== PROBLEM ==
Quote each record exactly, please, leaving none out.

— begin DATA SUPPLIED —

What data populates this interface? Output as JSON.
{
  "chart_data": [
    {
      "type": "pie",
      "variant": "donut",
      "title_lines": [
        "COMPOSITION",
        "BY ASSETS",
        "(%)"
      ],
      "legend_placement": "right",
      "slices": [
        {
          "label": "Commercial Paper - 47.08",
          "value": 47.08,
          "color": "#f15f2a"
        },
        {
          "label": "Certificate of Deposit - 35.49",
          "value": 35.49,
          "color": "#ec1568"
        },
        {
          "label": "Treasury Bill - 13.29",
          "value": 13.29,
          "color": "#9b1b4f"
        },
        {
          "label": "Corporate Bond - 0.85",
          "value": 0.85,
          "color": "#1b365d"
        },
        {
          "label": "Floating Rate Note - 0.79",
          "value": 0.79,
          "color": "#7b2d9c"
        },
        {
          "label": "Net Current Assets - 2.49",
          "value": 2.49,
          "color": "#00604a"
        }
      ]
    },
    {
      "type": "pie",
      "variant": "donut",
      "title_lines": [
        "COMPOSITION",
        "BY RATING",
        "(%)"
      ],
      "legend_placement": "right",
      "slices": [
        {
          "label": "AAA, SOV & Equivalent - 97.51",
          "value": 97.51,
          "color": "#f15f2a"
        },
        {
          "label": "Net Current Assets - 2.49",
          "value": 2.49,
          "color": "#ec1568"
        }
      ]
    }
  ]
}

— end DATA SUPPLIED —

== RESPONSE TO THE EXERCISE ==
What data populates this interface? Output as JSON.
{
  "chart_data": [
    {
      "type": "pie",
      "variant": "donut",
      "title_lines": [
        "COMPOSITION",
        "BY ASSETS",
        "(%)"
      ],
      "legend_placement": "right",
      "slices": [
        {
          "label": "Commercial Paper - 47.08",
          "value": 47.08,
          "color": "#f15f2a"
        },
        {
          "label": "Certificate of Deposit - 35.49",
          "value": 35.49,
          "color": "#ec1568"
        },
        {
          "label": "Treasury Bill - 13.29",
          "value": 13.29,
          "color": "#9b1b4f"
        },
        {
          "label": "Corporate Bond - 0.85",
          "value": 0.85,
          "color": "#1b365d"
        },
        {
          "label": "Floating Rate Note - 0.79",
          "value": 0.79,
          "color": "#7b2d9c"
        },
        {
          "label": "Net Current Assets - 2.49",
          "value": 2.49,
          "color": "#00604a"
        }
      ]
    },
    {
      "type": "pie",
      "variant": "donut",
      "title_lines": [
        "COMPOSITION",
        "BY RATING",
        "(%)"
      ],
      "legend_placement": "right",
      "slices": [
        {
          "label": "AAA, SOV & Equivalent - 97.51",
          "value": 97.51,
          "color": "#f15f2a"
        },
        {
          "label": "Net Current Assets - 2.49",
          "value": 2.49,
          "color": "#ec1568"
        }
      ]
    }
  ]
}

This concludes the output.